→ **Requirements**: Return each of the following items verbatim, reproducing every line as given.

→ **Supplied material**:
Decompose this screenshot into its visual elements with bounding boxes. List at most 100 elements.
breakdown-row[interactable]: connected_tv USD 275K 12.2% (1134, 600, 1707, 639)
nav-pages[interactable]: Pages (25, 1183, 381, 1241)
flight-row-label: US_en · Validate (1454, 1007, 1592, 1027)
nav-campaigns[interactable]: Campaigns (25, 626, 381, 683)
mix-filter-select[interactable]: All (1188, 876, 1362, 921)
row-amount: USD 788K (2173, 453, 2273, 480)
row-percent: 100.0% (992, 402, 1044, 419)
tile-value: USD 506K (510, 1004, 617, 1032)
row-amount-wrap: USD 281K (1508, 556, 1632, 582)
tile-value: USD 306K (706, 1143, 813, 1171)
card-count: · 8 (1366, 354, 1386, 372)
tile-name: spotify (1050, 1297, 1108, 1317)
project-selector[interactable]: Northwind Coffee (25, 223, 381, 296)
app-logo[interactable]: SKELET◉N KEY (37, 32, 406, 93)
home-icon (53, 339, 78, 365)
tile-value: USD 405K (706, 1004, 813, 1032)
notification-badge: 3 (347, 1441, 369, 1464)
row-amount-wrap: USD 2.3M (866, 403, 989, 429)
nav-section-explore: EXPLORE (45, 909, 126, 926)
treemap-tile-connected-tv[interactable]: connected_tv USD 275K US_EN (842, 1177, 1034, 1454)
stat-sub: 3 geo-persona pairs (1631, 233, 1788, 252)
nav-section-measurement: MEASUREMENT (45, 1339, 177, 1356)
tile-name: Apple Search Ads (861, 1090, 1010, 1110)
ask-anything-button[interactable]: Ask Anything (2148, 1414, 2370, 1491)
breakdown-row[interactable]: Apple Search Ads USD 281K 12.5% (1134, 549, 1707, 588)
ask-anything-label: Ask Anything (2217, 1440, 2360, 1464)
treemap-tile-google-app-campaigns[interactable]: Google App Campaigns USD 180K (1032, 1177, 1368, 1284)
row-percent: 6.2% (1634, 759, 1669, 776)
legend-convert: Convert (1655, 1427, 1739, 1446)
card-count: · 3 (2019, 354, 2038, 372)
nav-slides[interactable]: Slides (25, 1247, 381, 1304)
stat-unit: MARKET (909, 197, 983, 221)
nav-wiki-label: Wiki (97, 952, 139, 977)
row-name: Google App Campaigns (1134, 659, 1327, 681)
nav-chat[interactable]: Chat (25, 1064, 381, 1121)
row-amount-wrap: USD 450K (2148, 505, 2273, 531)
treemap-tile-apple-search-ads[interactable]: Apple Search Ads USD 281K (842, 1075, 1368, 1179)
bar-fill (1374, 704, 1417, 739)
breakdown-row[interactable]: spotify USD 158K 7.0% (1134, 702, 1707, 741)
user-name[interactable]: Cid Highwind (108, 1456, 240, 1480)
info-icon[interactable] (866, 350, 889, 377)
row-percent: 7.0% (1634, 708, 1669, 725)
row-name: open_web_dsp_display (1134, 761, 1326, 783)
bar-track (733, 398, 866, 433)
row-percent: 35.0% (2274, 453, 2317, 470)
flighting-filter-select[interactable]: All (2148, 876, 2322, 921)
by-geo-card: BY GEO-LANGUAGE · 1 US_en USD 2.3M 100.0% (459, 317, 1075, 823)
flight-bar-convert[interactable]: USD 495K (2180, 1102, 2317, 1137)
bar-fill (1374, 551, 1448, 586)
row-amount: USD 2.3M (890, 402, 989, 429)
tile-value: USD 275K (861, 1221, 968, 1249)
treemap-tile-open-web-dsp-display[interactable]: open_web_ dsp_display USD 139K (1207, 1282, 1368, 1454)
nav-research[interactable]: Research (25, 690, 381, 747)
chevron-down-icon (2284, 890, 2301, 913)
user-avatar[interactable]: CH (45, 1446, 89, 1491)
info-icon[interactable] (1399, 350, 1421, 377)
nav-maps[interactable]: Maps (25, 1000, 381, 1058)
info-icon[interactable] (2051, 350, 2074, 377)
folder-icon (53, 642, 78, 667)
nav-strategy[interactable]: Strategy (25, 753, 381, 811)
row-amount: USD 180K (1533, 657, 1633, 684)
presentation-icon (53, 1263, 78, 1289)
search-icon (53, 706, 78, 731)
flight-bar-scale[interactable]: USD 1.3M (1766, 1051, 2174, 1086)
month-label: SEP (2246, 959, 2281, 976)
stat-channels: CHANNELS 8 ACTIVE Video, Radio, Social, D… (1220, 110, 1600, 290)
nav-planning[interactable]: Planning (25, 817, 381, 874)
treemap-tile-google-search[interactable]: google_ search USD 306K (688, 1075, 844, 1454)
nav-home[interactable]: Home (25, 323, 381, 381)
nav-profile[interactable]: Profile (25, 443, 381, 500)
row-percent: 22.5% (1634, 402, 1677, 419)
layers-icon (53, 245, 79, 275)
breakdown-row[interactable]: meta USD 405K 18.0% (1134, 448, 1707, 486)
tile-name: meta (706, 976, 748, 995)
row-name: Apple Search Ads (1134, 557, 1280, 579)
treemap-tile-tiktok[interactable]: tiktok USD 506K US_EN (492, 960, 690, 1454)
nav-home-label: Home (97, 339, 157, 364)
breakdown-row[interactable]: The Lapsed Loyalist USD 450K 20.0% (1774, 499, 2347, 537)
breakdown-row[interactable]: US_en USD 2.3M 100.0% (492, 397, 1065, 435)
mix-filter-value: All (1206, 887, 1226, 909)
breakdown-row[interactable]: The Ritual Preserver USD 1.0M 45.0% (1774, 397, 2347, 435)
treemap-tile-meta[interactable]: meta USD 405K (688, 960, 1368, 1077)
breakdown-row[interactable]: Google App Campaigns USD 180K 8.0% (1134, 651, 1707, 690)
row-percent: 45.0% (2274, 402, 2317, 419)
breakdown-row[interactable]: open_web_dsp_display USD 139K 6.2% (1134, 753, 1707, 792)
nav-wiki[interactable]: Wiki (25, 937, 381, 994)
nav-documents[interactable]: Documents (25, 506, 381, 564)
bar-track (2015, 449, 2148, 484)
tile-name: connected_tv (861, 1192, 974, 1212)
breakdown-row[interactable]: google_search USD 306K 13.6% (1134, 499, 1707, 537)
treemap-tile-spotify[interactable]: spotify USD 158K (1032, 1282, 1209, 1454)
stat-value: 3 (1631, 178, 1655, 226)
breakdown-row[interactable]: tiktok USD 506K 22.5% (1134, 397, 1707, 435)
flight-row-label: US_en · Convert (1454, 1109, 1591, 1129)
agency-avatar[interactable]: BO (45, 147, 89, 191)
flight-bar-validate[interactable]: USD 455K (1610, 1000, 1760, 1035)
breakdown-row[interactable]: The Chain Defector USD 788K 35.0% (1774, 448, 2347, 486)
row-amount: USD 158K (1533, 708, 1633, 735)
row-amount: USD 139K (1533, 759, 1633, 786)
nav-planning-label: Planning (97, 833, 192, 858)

→ **Task response**:
Decompose this screenshot into its visual elements with bounding boxes. List at most 100 elements.
breakdown-row[interactable]: connected_tv USD 275K 12.2% (1134, 600, 1707, 639)
nav-pages[interactable]: Pages (25, 1183, 381, 1241)
flight-row-label: US_en · Validate (1454, 1007, 1592, 1027)
nav-campaigns[interactable]: Campaigns (25, 626, 381, 683)
mix-filter-select[interactable]: All (1188, 876, 1362, 921)
row-amount: USD 788K (2173, 453, 2273, 480)
row-percent: 100.0% (992, 402, 1044, 419)
tile-value: USD 506K (510, 1004, 617, 1032)
row-amount-wrap: USD 281K (1508, 556, 1632, 582)
tile-value: USD 306K (706, 1143, 813, 1171)
card-count: · 8 (1366, 354, 1386, 372)
tile-name: spotify (1050, 1297, 1108, 1317)
project-selector[interactable]: Northwind Coffee (25, 223, 381, 296)
app-logo[interactable]: SKELET◉N KEY (37, 32, 406, 93)
home-icon (53, 339, 78, 365)
tile-value: USD 405K (706, 1004, 813, 1032)
notification-badge: 3 (347, 1441, 369, 1464)
row-amount-wrap: USD 2.3M (866, 403, 989, 429)
nav-section-explore: EXPLORE (45, 909, 126, 926)
treemap-tile-connected-tv[interactable]: connected_tv USD 275K US_EN (842, 1177, 1034, 1454)
stat-sub: 3 geo-persona pairs (1631, 233, 1788, 252)
nav-section-measurement: MEASUREMENT (45, 1339, 177, 1356)
tile-name: Apple Search Ads (861, 1090, 1010, 1110)
ask-anything-button[interactable]: Ask Anything (2148, 1414, 2370, 1491)
breakdown-row[interactable]: Apple Search Ads USD 281K 12.5% (1134, 549, 1707, 588)
ask-anything-label: Ask Anything (2217, 1440, 2360, 1464)
treemap-tile-google-app-campaigns[interactable]: Google App Campaigns USD 180K (1032, 1177, 1368, 1284)
row-percent: 6.2% (1634, 759, 1669, 776)
legend-convert: Convert (1655, 1427, 1739, 1446)
card-count: · 3 (2019, 354, 2038, 372)
nav-slides[interactable]: Slides (25, 1247, 381, 1304)
stat-unit: MARKET (909, 197, 983, 221)
nav-wiki-label: Wiki (97, 952, 139, 977)
row-name: Google App Campaigns (1134, 659, 1327, 681)
nav-chat[interactable]: Chat (25, 1064, 381, 1121)
row-amount-wrap: USD 450K (2148, 505, 2273, 531)
treemap-tile-apple-search-ads[interactable]: Apple Search Ads USD 281K (842, 1075, 1368, 1179)
bar-fill (1374, 704, 1417, 739)
breakdown-row[interactable]: spotify USD 158K 7.0% (1134, 702, 1707, 741)
user-name[interactable]: Cid Highwind (108, 1456, 240, 1480)
info-icon[interactable] (866, 350, 889, 377)
row-percent: 7.0% (1634, 708, 1669, 725)
row-name: open_web_dsp_display (1134, 761, 1326, 783)
bar-track (733, 398, 866, 433)
row-percent: 35.0% (2274, 453, 2317, 470)
flighting-filter-select[interactable]: All (2148, 876, 2322, 921)
by-geo-card: BY GEO-LANGUAGE · 1 US_en USD 2.3M 100.0% (459, 317, 1075, 823)
flight-bar-convert[interactable]: USD 495K (2180, 1102, 2317, 1137)
bar-fill (1374, 551, 1448, 586)
row-amount: USD 2.3M (890, 402, 989, 429)
tile-value: USD 275K (861, 1221, 968, 1249)
treemap-tile-open-web-dsp-display[interactable]: open_web_ dsp_display USD 139K (1207, 1282, 1368, 1454)
nav-research[interactable]: Research (25, 690, 381, 747)
chevron-down-icon (2284, 890, 2301, 913)
user-avatar[interactable]: CH (45, 1446, 89, 1491)
info-icon[interactable] (1399, 350, 1421, 377)
nav-maps[interactable]: Maps (25, 1000, 381, 1058)
info-icon[interactable] (2051, 350, 2074, 377)
folder-icon (53, 642, 78, 667)
nav-strategy[interactable]: Strategy (25, 753, 381, 811)
row-amount: USD 180K (1533, 657, 1633, 684)
presentation-icon (53, 1263, 78, 1289)
search-icon (53, 706, 78, 731)
flight-bar-scale[interactable]: USD 1.3M (1766, 1051, 2174, 1086)
month-label: SEP (2246, 959, 2281, 976)
stat-channels: CHANNELS 8 ACTIVE Video, Radio, Social, D… (1220, 110, 1600, 290)
nav-planning[interactable]: Planning (25, 817, 381, 874)
treemap-tile-google-search[interactable]: google_ search USD 306K (688, 1075, 844, 1454)
nav-home[interactable]: Home (25, 323, 381, 381)
nav-profile[interactable]: Profile (25, 443, 381, 500)
row-percent: 22.5% (1634, 402, 1677, 419)
layers-icon (53, 245, 79, 275)
breakdown-row[interactable]: meta USD 405K 18.0% (1134, 448, 1707, 486)
tile-name: meta (706, 976, 748, 995)
row-name: Apple Search Ads (1134, 557, 1280, 579)
treemap-tile-tiktok[interactable]: tiktok USD 506K US_EN (492, 960, 690, 1454)
nav-home-label: Home (97, 339, 157, 364)
breakdown-row[interactable]: The Lapsed Loyalist USD 450K 20.0% (1774, 499, 2347, 537)
breakdown-row[interactable]: US_en USD 2.3M 100.0% (492, 397, 1065, 435)
mix-filter-value: All (1206, 887, 1226, 909)
breakdown-row[interactable]: The Ritual Preserver USD 1.0M 45.0% (1774, 397, 2347, 435)
treemap-tile-meta[interactable]: meta USD 405K (688, 960, 1368, 1077)
breakdown-row[interactable]: Google App Campaigns USD 180K 8.0% (1134, 651, 1707, 690)
row-percent: 45.0% (2274, 402, 2317, 419)
breakdown-row[interactable]: open_web_dsp_display USD 139K 6.2% (1134, 753, 1707, 792)
nav-wiki[interactable]: Wiki (25, 937, 381, 994)
nav-documents[interactable]: Documents (25, 506, 381, 564)
bar-track (2015, 449, 2148, 484)
tile-name: connected_tv (861, 1192, 974, 1212)
breakdown-row[interactable]: google_search USD 306K 13.6% (1134, 499, 1707, 537)
treemap-tile-spotify[interactable]: spotify USD 158K (1032, 1282, 1209, 1454)
stat-value: 3 (1631, 178, 1655, 226)
breakdown-row[interactable]: tiktok USD 506K 22.5% (1134, 397, 1707, 435)
flight-row-label: US_en · Convert (1454, 1109, 1591, 1129)
agency-avatar[interactable]: BO (45, 147, 89, 191)
flight-bar-validate[interactable]: USD 455K (1610, 1000, 1760, 1035)
breakdown-row[interactable]: The Chain Defector USD 788K 35.0% (1774, 448, 2347, 486)
row-amount: USD 158K (1533, 708, 1633, 735)
row-amount: USD 139K (1533, 759, 1633, 786)
nav-planning-label: Planning (97, 833, 192, 858)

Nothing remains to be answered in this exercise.